-- Task --
Repeat the material in full. Keep every line exactly as it is.

──────────────────────────────

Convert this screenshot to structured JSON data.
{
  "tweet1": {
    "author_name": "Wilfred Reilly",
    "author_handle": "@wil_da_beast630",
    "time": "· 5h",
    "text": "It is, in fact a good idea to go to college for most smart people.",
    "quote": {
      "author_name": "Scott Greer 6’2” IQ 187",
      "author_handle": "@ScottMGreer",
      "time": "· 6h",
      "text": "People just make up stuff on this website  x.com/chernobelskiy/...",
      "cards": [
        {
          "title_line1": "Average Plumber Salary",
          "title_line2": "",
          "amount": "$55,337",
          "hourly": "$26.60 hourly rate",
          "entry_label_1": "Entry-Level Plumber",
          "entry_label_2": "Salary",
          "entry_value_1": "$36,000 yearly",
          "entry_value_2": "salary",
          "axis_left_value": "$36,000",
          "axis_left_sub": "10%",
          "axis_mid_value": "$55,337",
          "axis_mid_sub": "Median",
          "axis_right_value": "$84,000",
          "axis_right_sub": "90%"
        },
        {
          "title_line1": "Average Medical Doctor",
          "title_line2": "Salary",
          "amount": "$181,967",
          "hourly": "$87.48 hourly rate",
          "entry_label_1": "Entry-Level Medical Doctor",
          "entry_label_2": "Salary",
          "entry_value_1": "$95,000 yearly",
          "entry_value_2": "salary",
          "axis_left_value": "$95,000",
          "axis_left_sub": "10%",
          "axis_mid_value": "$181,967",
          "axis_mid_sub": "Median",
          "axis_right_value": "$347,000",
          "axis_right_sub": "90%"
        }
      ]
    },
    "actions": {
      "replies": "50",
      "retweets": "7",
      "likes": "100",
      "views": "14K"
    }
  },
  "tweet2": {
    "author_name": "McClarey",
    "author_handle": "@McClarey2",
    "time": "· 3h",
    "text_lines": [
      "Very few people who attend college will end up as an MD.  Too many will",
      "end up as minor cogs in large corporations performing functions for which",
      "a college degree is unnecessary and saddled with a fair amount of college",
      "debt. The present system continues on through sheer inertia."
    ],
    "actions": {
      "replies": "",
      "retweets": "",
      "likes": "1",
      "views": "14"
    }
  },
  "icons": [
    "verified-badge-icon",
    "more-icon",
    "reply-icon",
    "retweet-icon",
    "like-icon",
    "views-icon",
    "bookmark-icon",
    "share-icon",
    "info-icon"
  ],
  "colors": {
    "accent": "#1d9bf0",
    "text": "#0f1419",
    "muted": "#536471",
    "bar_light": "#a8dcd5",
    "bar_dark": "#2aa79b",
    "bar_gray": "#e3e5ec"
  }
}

──────────────────────────────

-- Solution to the problem --
Convert this screenshot to structured JSON data.
{
  "tweet1": {
    "author_name": "Wilfred Reilly",
    "author_handle": "@wil_da_beast630",
    "time": "· 5h",
    "text": "It is, in fact a good idea to go to college for most smart people.",
    "quote": {
      "author_name": "Scott Greer 6’2” IQ 187",
      "author_handle": "@ScottMGreer",
      "time": "· 6h",
      "text": "People just make up stuff on this website  x.com/chernobelskiy/...",
      "cards": [
        {
          "title_line1": "Average Plumber Salary",
          "title_line2": "",
          "amount": "$55,337",
          "hourly": "$26.60 hourly rate",
          "entry_label_1": "Entry-Level Plumber",
          "entry_label_2": "Salary",
          "entry_value_1": "$36,000 yearly",
          "entry_value_2": "salary",
          "axis_left_value": "$36,000",
          "axis_left_sub": "10%",
          "axis_mid_value": "$55,337",
          "axis_mid_sub": "Median",
          "axis_right_value": "$84,000",
          "axis_right_sub": "90%"
        },
        {
          "title_line1": "Average Medical Doctor",
          "title_line2": "Salary",
          "amount": "$181,967",
          "hourly": "$87.48 hourly rate",
          "entry_label_1": "Entry-Level Medical Doctor",
          "entry_label_2": "Salary",
          "entry_value_1": "$95,000 yearly",
          "entry_value_2": "salary",
          "axis_left_value": "$95,000",
          "axis_left_sub": "10%",
          "axis_mid_value": "$181,967",
          "axis_mid_sub": "Median",
          "axis_right_value": "$347,000",
          "axis_right_sub": "90%"
        }
      ]
    },
    "actions": {
      "replies": "50",
      "retweets": "7",
      "likes": "100",
      "views": "14K"
    }
  },
  "tweet2": {
    "author_name": "McClarey",
    "author_handle": "@McClarey2",
    "time": "· 3h",
    "text_lines": [
      "Very few people who attend college will end up as an MD.  Too many will",
      "end up as minor cogs in large corporations performing functions for which",
      "a college degree is unnecessary and saddled with a fair amount of college",
      "debt. The present system continues on through sheer inertia."
    ],
    "actions": {
      "replies": "",
      "retweets": "",
      "likes": "1",
      "views": "14"
    }
  },
  "icons": [
    "verified-badge-icon",
    "more-icon",
    "reply-icon",
    "retweet-icon",
    "like-icon",
    "views-icon",
    "bookmark-icon",
    "share-icon",
    "info-icon"
  ],
  "colors": {
    "accent": "#1d9bf0",
    "text": "#0f1419",
    "muted": "#536471",
    "bar_light": "#a8dcd5",
    "bar_dark": "#2aa79b",
    "bar_gray": "#e3e5ec"
  }
}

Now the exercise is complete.